(Short task 1): In the records, copy everything from the line containing "Point: [450, 333, 472, 347]" down to the line containing "Point: [118, 392, 141, 407]", both lines included, exactly as they appear.

(Reading passage):
— START —

[AT] Tractor battery

Stephen Offiler soffiler at gmail.com
Sat Nov 20 04:08:36 PST 2021


I guess it depends whether this is the bolt that the alternator pivots on,
or a bolt on the slotted arm that lets you adjust belt tension.  The pivot
bolt seems like it would be OK, not so sure if it's the one out on the end
of that arm.  Carl's comment about putting it somewhere you won't need to
touch also occurred to me, but I guess we might be splitting hairs - how
often do you tension your alternator belt?  As long as you're aware that
you want to pay extra attention to the negative cable connection if you do
ever re-tension that belt, seems like it might be an acceptable solution.

SO

On Fri, Nov 19, 2021 at 11:38 PM HRP <hrpletch at gmail.com> wrote:

> And I don’t picture the adjusting bolt as necessarily having a good
> connection to the block for the starter current.
>
> Howard
>
> On Nov 19, 2021, at 11:32 PM, Carl Szabelski <c.s.szabelski at gmail.com>
> wrote:
>
> I wouldn’t use any bolt that’s primary use is for adjusting. You want a
> bolt that once tightened down, doesn’t get touched again for any reason. If
> you have to use one that isn’t as easy to get to, just keep in mind that
> you shouldn’t ever have to touch it again. Whatever effort you have to go
> through will hopefully only need to be done once.

— END —

(Supplied material):
— START —

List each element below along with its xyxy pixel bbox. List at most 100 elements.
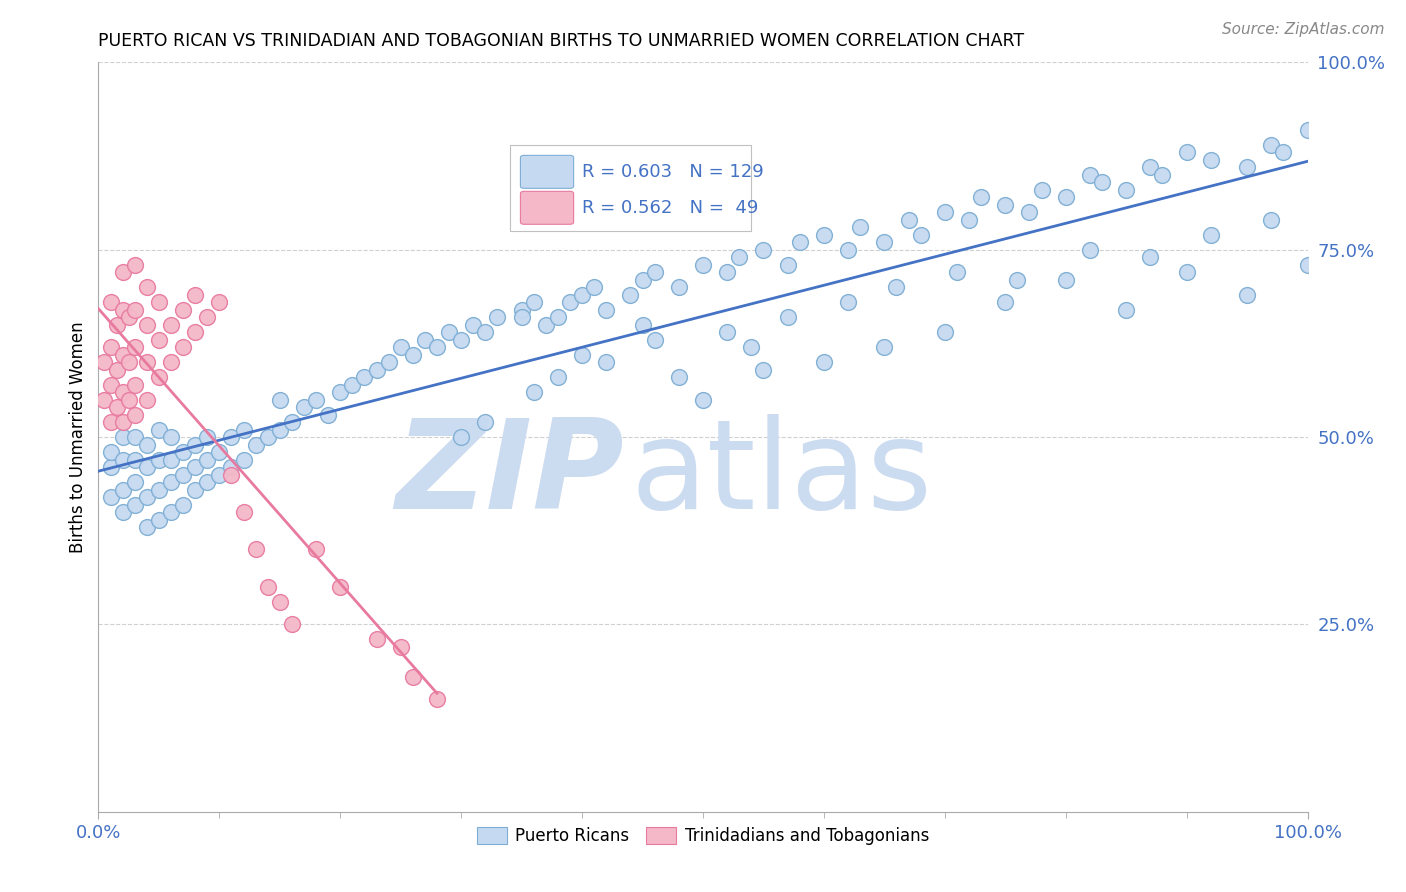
Point: [450, 333, 472, 347]
Point: [172, 445, 194, 459]
Point: [329, 385, 352, 400]
Point: [631, 273, 654, 287]
Point: [160, 430, 183, 444]
Point: [124, 258, 146, 272]
Point: [534, 318, 557, 332]
Point: [221, 430, 243, 444]
Point: [281, 617, 304, 632]
Point: [740, 340, 762, 354]
Point: [105, 318, 128, 332]
Point: [118, 392, 141, 407]
Point: [148, 512, 170, 526]
Point: [873, 340, 896, 354]
Point: [934, 325, 956, 339]
Point: [595, 355, 617, 369]
Point: [1152, 168, 1174, 182]
Point: [105, 362, 128, 376]
Point: [1031, 183, 1053, 197]
Point: [172, 467, 194, 482]
Point: [426, 692, 449, 706]
Point: [474, 415, 496, 429]
Point: [1115, 302, 1137, 317]
Point: [329, 580, 352, 594]
Point: [160, 452, 183, 467]
Point: [474, 325, 496, 339]
Point: [93, 392, 115, 407]
Point: [135, 392, 157, 407]
Point: [994, 198, 1017, 212]
Point: [644, 265, 666, 279]
Point: [148, 333, 170, 347]
Point: [184, 460, 207, 475]
Point: [105, 400, 128, 414]
Point: [100, 445, 122, 459]
Point: [221, 460, 243, 475]
Point: [160, 355, 183, 369]
Point: [148, 295, 170, 310]
Point: [813, 227, 835, 242]
Point: [510, 310, 533, 325]
Point: [1175, 145, 1198, 160]
Point: [752, 362, 775, 376]
Point: [184, 437, 207, 451]
Point: [1272, 145, 1295, 160]
Point: [1175, 265, 1198, 279]
Point: [583, 280, 606, 294]
Point: [135, 318, 157, 332]
Point: [1054, 190, 1077, 204]
Point: [148, 452, 170, 467]
Point: [100, 415, 122, 429]
Point: [160, 475, 183, 489]
Point: [1199, 153, 1222, 167]
Point: [292, 400, 315, 414]
Point: [631, 318, 654, 332]
Point: [148, 423, 170, 437]
Text: Source: ZipAtlas.com: Source: ZipAtlas.com: [1222, 22, 1385, 37]
Point: [100, 460, 122, 475]
Point: [93, 355, 115, 369]
Point: [1260, 137, 1282, 152]
Point: [437, 325, 460, 339]
Point: [124, 475, 146, 489]
Text: R = 0.603   N = 129: R = 0.603 N = 129: [582, 163, 763, 181]
Point: [946, 265, 969, 279]
Point: [547, 310, 569, 325]
Point: [1296, 258, 1319, 272]
Point: [934, 205, 956, 219]
Point: [813, 355, 835, 369]
Point: [124, 340, 146, 354]
Point: [232, 452, 254, 467]
Point: [619, 287, 641, 301]
Point: [1007, 273, 1029, 287]
Point: [100, 340, 122, 354]
Point: [377, 355, 399, 369]
Point: [1078, 243, 1101, 257]
Point: [245, 542, 267, 557]
Point: [111, 483, 134, 497]
Point: [172, 302, 194, 317]
Point: [100, 295, 122, 310]
Point: [316, 408, 339, 422]
Point: [148, 370, 170, 384]
Point: [402, 348, 425, 362]
Point: [389, 640, 412, 654]
Point: [124, 452, 146, 467]
Point: [160, 505, 183, 519]
Point: [1139, 161, 1161, 175]
Point: [413, 333, 436, 347]
Point: [486, 310, 509, 325]
Point: [184, 483, 207, 497]
Point: [1078, 168, 1101, 182]
Point: [208, 445, 231, 459]
Point: [118, 355, 141, 369]
Point: [837, 295, 859, 310]
Point: [269, 392, 291, 407]
Point: [118, 310, 141, 325]
Point: [160, 318, 183, 332]
Point: [1236, 287, 1258, 301]
Text: PUERTO RICAN VS TRINIDADIAN AND TOBAGONIAN BIRTHS TO UNMARRIED WOMEN CORRELATION: PUERTO RICAN VS TRINIDADIAN AND TOBAGONI…: [98, 32, 1025, 50]
Point: [1091, 175, 1114, 189]
Point: [232, 423, 254, 437]
Point: [135, 355, 157, 369]
Point: [510, 302, 533, 317]
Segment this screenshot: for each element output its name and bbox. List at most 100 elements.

— END —

(Short task 2): In the tractor battery email, why does Carl advise against using a bolt whose main purpose is adjusting?

(Response 1):
Point: [450, 333, 472, 347]
Point: [172, 445, 194, 459]
Point: [329, 385, 352, 400]
Point: [631, 273, 654, 287]
Point: [160, 430, 183, 444]
Point: [124, 258, 146, 272]
Point: [534, 318, 557, 332]
Point: [221, 430, 243, 444]
Point: [281, 617, 304, 632]
Point: [740, 340, 762, 354]
Point: [105, 318, 128, 332]
Point: [118, 392, 141, 407]

(Response 2): You want a bolt that, once tightened down, doesn't get touched again for any reason. So even a harder-to-reach bolt is worth it, since the effort should only be needed once.